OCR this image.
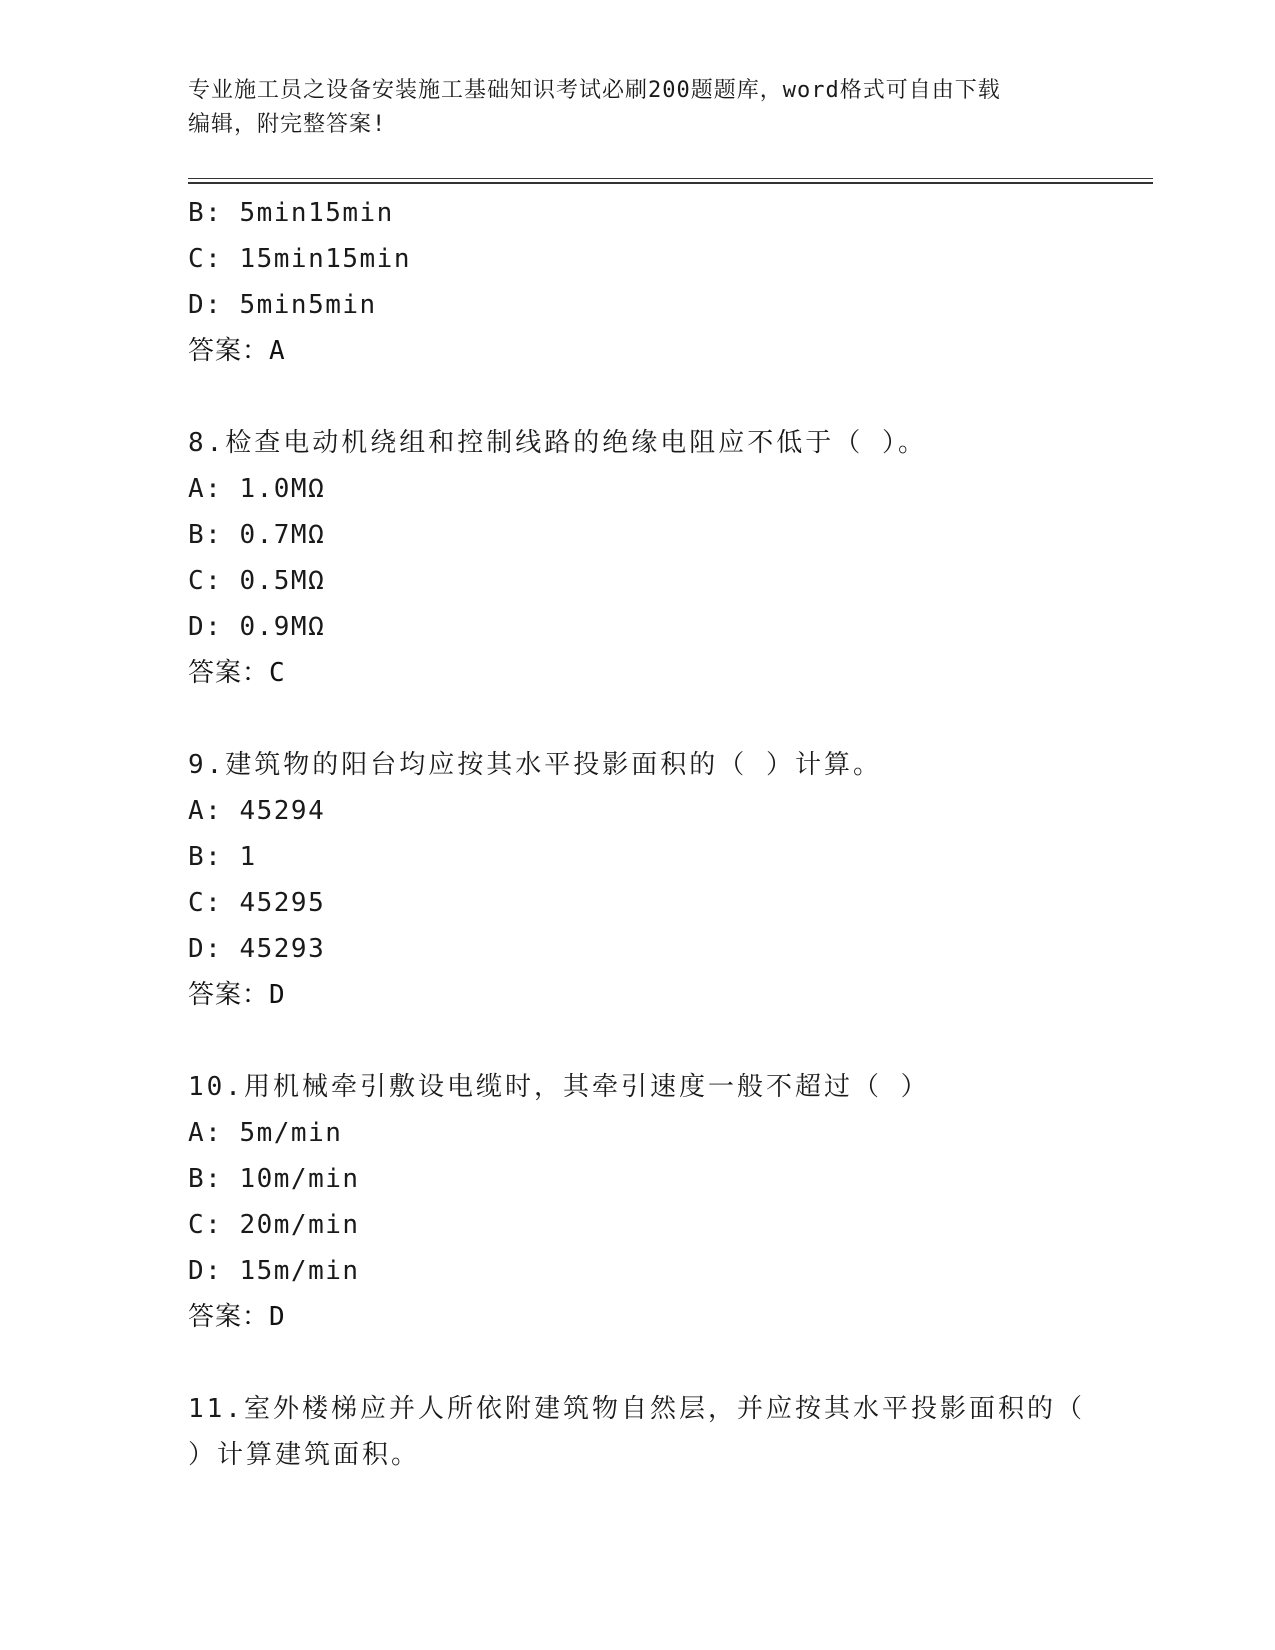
专业施工员之设备安装施工基础知识考试必刷200题题库，word格式可自由下载
编辑，附完整答案!
B: 5min15min
C: 15min15min
D: 5min5min
答案：A
8.检查电动机绕组和控制线路的绝缘电阻应不低于（ ）。
A: 1.0MΩ
B: 0.7MΩ
C: 0.5MΩ
D: 0.9MΩ
答案：C
9.建筑物的阳台均应按其水平投影面积的（ ）计算。
A: 45294
B: 1
C: 45295
D: 45293
答案：D
10.用机械牵引敷设电缆时，其牵引速度一般不超过（ ）
A: 5m/min
B: 10m/min
C: 20m/min
D: 15m/min
答案：D
11.室外楼梯应并人所依附建筑物自然层，并应按其水平投影面积的（
）计算建筑面积。
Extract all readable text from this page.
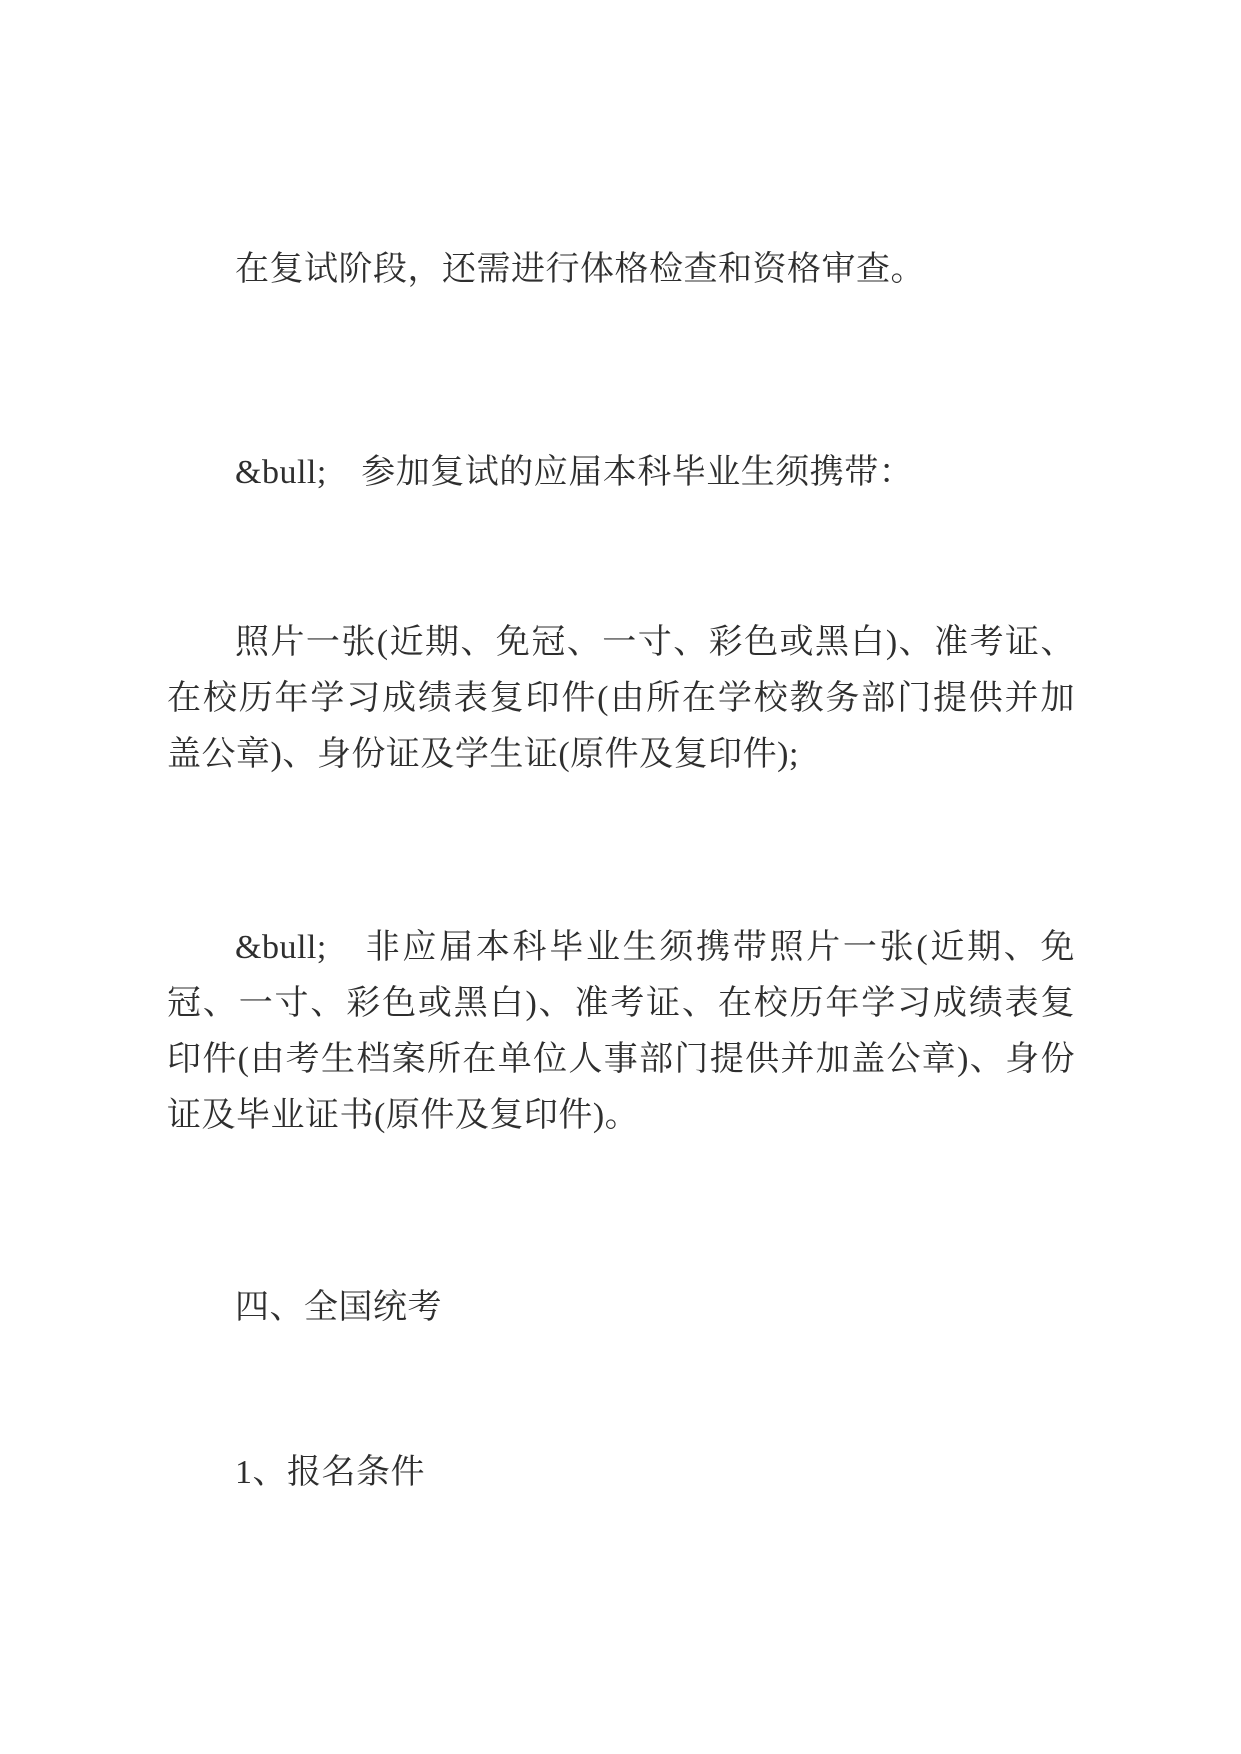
在复试阶段，还需进行体格检查和资格审查。

&bull;　参加复试的应届本科毕业生须携带：

照片一张(近期、免冠、一寸、彩色或黑白)、准考证、在校历年学习成绩表复印件(由所在学校教务部门提供并加盖公章)、身份证及学生证(原件及复印件);

&bull;　非应届本科毕业生须携带照片一张(近期、免冠、一寸、彩色或黑白)、准考证、在校历年学习成绩表复印件(由考生档案所在单位人事部门提供并加盖公章)、身份证及毕业证书(原件及复印件)。

四、全国统考

1、报名条件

• Requirement
From the data above, copy out every line with the string "彩色或黑白" in it.

• Solution
照片一张(近期、免冠、一寸、彩色或黑白)、准考证、在校历年学习成绩表复印件(由所在学校教务部门提供并加盖公章)、身份证及学生证(原件及复印件);
&bull;　非应届本科毕业生须携带照片一张(近期、免冠、一寸、彩色或黑白)、准考证、在校历年学习成绩表复印件(由考生档案所在单位人事部门提供并加盖公章)、身份证及毕业证书(原件及复印件)。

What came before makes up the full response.